| Task directions |
All of the material below is to be retyped exactly.
════
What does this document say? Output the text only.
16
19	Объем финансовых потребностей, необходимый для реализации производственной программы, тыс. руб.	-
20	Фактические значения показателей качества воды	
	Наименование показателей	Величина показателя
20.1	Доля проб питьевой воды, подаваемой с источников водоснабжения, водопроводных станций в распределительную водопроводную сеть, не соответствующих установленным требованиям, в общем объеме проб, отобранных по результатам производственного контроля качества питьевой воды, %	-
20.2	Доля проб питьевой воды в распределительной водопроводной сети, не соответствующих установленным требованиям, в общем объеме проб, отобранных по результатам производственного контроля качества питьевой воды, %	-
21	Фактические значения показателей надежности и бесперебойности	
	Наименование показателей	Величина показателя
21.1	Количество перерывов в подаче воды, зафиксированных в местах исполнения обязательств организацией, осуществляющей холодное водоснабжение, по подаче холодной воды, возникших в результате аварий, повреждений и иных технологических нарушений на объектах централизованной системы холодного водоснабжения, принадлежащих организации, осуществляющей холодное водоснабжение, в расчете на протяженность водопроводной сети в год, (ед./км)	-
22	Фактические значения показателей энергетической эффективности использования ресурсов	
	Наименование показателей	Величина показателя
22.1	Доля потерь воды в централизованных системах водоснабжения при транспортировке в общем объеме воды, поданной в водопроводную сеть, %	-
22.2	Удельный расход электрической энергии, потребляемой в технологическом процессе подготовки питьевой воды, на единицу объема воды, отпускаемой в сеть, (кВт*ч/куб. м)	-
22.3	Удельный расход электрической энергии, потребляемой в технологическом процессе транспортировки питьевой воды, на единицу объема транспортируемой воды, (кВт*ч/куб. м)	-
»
════
| Result of this task |
What does this document say? Output the text only.
16
19	Объем финансовых потребностей, необходимый для реализации производственной программы, тыс. руб.	-
20	Фактические значения показателей качества воды	
	Наименование показателей	Величина показателя
20.1	Доля проб питьевой воды, подаваемой с источников водоснабжения, водопроводных станций в распределительную водопроводную сеть, не соответствующих установленным требованиям, в общем объеме проб, отобранных по результатам производственного контроля качества питьевой воды, %	-
20.2	Доля проб питьевой воды в распределительной водопроводной сети, не соответствующих установленным требованиям, в общем объеме проб, отобранных по результатам производственного контроля качества питьевой воды, %	-
21	Фактические значения показателей надежности и бесперебойности	
	Наименование показателей	Величина показателя
21.1	Количество перерывов в подаче воды, зафиксированных в местах исполнения обязательств организацией, осуществляющей холодное водоснабжение, по подаче холодной воды, возникших в результате аварий, повреждений и иных технологических нарушений на объектах централизованной системы холодного водоснабжения, принадлежащих организации, осуществляющей холодное водоснабжение, в расчете на протяженность водопроводной сети в год, (ед./км)	-
22	Фактические значения показателей энергетической эффективности использования ресурсов	
	Наименование показателей	Величина показателя
22.1	Доля потерь воды в централизованных системах водоснабжения при транспортировке в общем объеме воды, поданной в водопроводную сеть, %	-
22.2	Удельный расход электрической энергии, потребляемой в технологическом процессе подготовки питьевой воды, на единицу объема воды, отпускаемой в сеть, (кВт*ч/куб. м)	-
22.3	Удельный расход электрической энергии, потребляемой в технологическом процессе транспортировки питьевой воды, на единицу объема транспортируемой воды, (кВт*ч/куб. м)	-
»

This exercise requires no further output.